Records for this exercise
----------------
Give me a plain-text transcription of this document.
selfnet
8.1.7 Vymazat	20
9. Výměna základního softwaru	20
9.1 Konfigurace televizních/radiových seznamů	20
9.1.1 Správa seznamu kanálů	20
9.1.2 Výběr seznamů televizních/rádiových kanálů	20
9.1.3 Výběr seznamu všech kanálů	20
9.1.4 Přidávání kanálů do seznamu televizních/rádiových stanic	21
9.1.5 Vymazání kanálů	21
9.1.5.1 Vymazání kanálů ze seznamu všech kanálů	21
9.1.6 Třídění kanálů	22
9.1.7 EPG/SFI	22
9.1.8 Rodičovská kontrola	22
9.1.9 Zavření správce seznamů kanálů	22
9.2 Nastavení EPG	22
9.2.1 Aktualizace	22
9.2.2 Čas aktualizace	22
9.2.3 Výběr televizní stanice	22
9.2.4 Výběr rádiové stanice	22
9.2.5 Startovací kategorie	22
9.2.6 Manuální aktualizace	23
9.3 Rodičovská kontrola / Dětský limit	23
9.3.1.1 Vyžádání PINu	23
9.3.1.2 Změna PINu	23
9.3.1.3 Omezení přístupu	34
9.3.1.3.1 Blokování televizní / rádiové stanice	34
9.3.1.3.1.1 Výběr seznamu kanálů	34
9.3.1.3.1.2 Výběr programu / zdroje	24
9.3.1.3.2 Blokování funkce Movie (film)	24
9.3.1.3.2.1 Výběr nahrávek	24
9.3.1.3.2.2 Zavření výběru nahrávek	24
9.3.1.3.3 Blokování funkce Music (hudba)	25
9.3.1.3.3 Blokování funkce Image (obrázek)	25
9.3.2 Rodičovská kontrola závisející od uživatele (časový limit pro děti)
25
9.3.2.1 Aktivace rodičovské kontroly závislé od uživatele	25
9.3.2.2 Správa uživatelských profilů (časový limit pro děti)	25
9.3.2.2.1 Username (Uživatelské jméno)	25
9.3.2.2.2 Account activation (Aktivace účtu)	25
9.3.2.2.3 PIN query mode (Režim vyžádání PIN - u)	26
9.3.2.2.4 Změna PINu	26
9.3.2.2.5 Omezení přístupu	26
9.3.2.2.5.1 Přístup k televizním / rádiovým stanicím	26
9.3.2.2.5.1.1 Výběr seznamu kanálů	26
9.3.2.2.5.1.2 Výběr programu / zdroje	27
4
----------------
What the exercise asks
Search the entries for "nahrávek" and copy out each line that has it.

Solution for this problem
9.3.1.3.2.1 Výběr nahrávek	24
9.3.1.3.2.2 Zavření výběru nahrávek	24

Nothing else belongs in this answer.